**Exercise requirements:**
Retype the records character for character, starting at their first line and ending at the line that contains "series-4-point xyxy=(167,190,180,202)", both lines included.

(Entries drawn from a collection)
--
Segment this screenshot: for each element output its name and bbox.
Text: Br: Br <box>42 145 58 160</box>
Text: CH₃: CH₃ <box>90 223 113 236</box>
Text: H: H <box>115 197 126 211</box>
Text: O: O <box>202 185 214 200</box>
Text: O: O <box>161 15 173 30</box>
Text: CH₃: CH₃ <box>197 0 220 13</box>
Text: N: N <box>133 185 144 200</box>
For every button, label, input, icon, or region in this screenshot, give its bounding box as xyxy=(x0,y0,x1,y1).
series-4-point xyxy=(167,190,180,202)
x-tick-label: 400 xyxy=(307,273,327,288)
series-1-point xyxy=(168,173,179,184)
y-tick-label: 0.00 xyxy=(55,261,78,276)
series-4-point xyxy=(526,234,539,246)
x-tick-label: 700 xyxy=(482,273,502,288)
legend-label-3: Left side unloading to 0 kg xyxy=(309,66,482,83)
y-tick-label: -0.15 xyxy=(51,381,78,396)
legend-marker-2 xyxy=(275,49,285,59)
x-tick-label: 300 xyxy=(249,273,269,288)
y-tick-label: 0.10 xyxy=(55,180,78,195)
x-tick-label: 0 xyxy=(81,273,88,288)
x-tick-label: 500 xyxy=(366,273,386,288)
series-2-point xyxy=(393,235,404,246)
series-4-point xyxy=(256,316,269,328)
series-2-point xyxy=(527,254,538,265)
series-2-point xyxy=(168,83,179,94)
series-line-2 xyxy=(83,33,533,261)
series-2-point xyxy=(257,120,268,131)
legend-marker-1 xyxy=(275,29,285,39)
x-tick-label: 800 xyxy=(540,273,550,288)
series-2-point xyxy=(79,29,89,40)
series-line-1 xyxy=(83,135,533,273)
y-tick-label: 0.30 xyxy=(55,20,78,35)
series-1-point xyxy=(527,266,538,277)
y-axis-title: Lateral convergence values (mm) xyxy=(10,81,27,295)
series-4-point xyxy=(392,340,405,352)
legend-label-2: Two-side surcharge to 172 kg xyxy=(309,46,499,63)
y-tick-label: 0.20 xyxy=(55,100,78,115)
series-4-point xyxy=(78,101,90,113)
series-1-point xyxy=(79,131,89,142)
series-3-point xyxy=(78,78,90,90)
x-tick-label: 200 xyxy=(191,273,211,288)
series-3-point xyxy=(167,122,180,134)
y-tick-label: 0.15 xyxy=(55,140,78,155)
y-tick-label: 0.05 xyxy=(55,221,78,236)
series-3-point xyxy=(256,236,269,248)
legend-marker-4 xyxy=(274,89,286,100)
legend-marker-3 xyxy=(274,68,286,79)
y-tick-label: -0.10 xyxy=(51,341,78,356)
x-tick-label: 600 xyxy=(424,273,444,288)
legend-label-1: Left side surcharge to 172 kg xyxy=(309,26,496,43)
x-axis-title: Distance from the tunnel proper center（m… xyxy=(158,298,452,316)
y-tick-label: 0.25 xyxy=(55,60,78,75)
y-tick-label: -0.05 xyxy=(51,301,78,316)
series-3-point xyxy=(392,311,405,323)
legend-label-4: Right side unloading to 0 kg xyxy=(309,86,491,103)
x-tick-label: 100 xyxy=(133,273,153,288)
--
**Written solution:**
Segment this screenshot: for each element output its name and bbox.
Text: Br: Br <box>42 145 58 160</box>
Text: CH₃: CH₃ <box>90 223 113 236</box>
Text: H: H <box>115 197 126 211</box>
Text: O: O <box>202 185 214 200</box>
Text: O: O <box>161 15 173 30</box>
Text: CH₃: CH₃ <box>197 0 220 13</box>
Text: N: N <box>133 185 144 200</box>
For every button, label, input, icon, or region in this screenshot, give its bounding box as xyxy=(x0,y0,x1,y1).
series-4-point xyxy=(167,190,180,202)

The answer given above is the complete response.